### Extracted data
--- Start ---

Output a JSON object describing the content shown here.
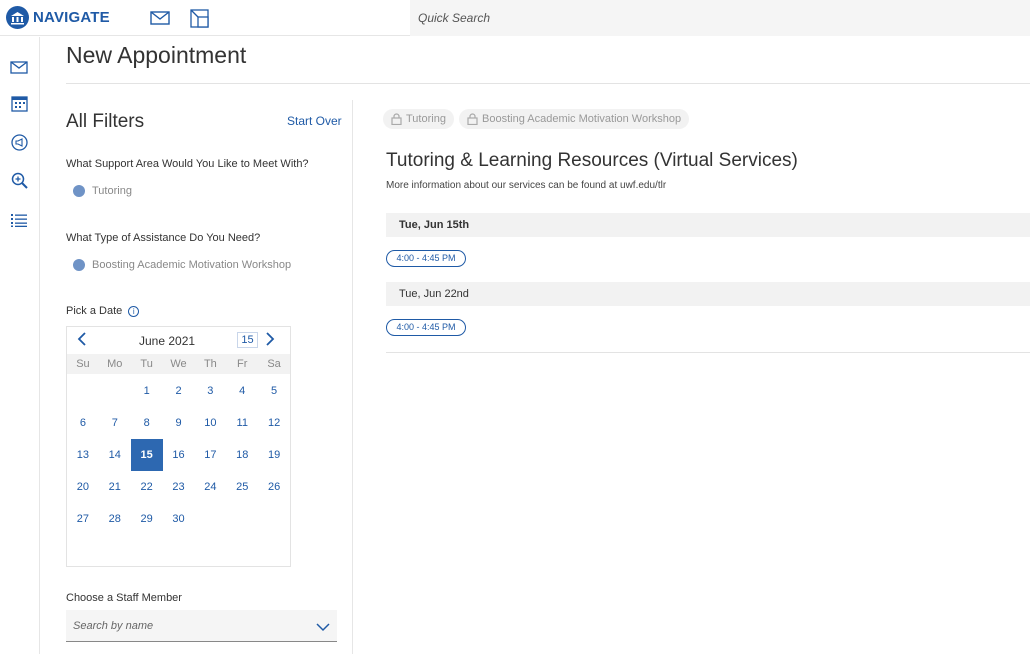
{
  "app": {
    "name": "NAVIGATE",
    "brand_color": "#1f5aa6",
    "top_icons": [
      "mail-icon",
      "split-window-icon"
    ],
    "search_placeholder": "Quick Search"
  },
  "rail": {
    "icons": [
      "mail-icon",
      "calendar-icon",
      "megaphone-icon",
      "zoom-in-icon",
      "list-icon"
    ]
  },
  "page": {
    "title": "New Appointment"
  },
  "filters": {
    "title": "All Filters",
    "start_over": "Start Over",
    "support_area": {
      "label": "What Support Area Would You Like to Meet With?",
      "value": "Tutoring"
    },
    "assistance": {
      "label": "What Type of Assistance Do You Need?",
      "value": "Boosting Academic Motivation Workshop"
    },
    "date": {
      "label": "Pick a Date",
      "info_icon": "info-icon"
    },
    "calendar": {
      "month": "June 2021",
      "today_button": "15",
      "weekdays": [
        "Su",
        "Mo",
        "Tu",
        "We",
        "Th",
        "Fr",
        "Sa"
      ],
      "weeks": [
        [
          "",
          "",
          "1",
          "2",
          "3",
          "4",
          "5"
        ],
        [
          "6",
          "7",
          "8",
          "9",
          "10",
          "11",
          "12"
        ],
        [
          "13",
          "14",
          "15",
          "16",
          "17",
          "18",
          "19"
        ],
        [
          "20",
          "21",
          "22",
          "23",
          "24",
          "25",
          "26"
        ],
        [
          "27",
          "28",
          "29",
          "30",
          "",
          "",
          ""
        ]
      ],
      "selected": "15"
    },
    "staff": {
      "label": "Choose a Staff Member",
      "placeholder": "Search by name"
    }
  },
  "results": {
    "pills": [
      "Tutoring",
      "Boosting Academic Motivation Workshop"
    ],
    "service_title": "Tutoring & Learning Resources (Virtual Services)",
    "service_info": "More information about our services can be found at uwf.edu/tlr",
    "days": [
      {
        "label": "Tue, Jun 15th",
        "slots": [
          "4:00 - 4:45 PM"
        ]
      },
      {
        "label": "Tue, Jun 22nd",
        "slots": [
          "4:00 - 4:45 PM"
        ]
      }
    ]
  }
}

--- End ---

### Goal of the exercise
Look through the records and gather each line with the word "Workshop".

### Written response
      "value": "Boosting Academic Motivation Workshop"
      "Boosting Academic Motivation Workshop"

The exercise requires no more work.